#### Excerpt provided
= = = = =

This is a fun little thing I did in flash using a drawing from my notebook.
Friday, February 8, 2013
Heres my way of making tile cutters, not the only way for sure but it works. I use tin sheet which you can get at any hobby shop. Its really bendable and you can solder it. I start by cutting a block of wood the size of the tile I want to make. I like to round the corners a bit with a little sand paper. This block will serve as a guide for bending the tin sheet around. It will also act as the pusher for popping the clay tile out of the cutter later on. Take the tin sheet and bend it around the wood block making sure you have a tight fit. Once in place I clamp it and solder it right on the block It's a little tight to get off but thats what you want for a good pusher. Once off, I sand the block slightly and it's much easier to get on and off. I use the glue gun to glue the block to a base, which is cool because when you cut tiles you can turn the cutter over on its base and press down on the tin sheet and the tiles will pop out with little effort. A rim soldered around the cutter helps to push down when cutting. I use a little weld putty on the corners to make it a little easier on the hands. Love to see how you do it . Drop me a line. Chris
Tuesday, December 11, 2012
I've been silkscreening graphics onto these little round ceramic tile shapes and the kids started playing with them and making up games. I wanted to see what they would do with more designs. Not having a lot of designs screened at the time I printed out more and used a round hole paper cutter and glued them on the bisque tiles. They held up pretty well considering the abuse they get.
Tommy, my nine year old, gets to do a project on one of the missions that dot the coastline here in California. Lucky for us the one he choose was close enough go see in person. Mission San Fernando Rey de Espana. Cool place I would recommend stopping by if you get the chance. We saw one other person the whole time we were there.
I was trying different logo ideas out on the back of the tiles and even had a rubber stamp made of one. But I ended up changing my mind on the design and the rubber stamp didn't give a really bold impression in the clay. This little Dremel tool worked pretty good and gave me the hand made look I wanted. I used a copier printout with a little acetone on the back to transfer the drawing to the piece of wood. I could have just used clay and pressed it into the finished design and fired it but that would have taken too long. I ended up using some plumbers epoxy, it sets up really quick and is hard as a rock.
The beauty of the 99 cent stores here in LA. is you can pick up ceramic pieces and re-fire them and not be too heart broken if it fails to work. Heres a little bowl that I picked up and tried a decal on. Rather shocking color combo, wouldn't you say?

= = = = =

#### Supplied material
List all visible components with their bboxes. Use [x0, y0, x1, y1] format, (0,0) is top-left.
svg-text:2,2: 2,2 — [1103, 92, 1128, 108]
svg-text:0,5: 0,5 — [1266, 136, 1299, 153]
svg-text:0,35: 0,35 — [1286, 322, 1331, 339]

= = = = =

#### Prompt
Copy the stretch of the ceramics blog from "Tommy, my nine" through "we were there." word for word.

#### Task answer
Tommy, my nine year old, gets to do a project on one of the missions that dot the coastline here in California. Lucky for us the one he choose was close enough go see in person. Mission San Fernando Rey de Espana. Cool place I would recommend stopping by if you get the chance. We saw one other person the whole time we were there.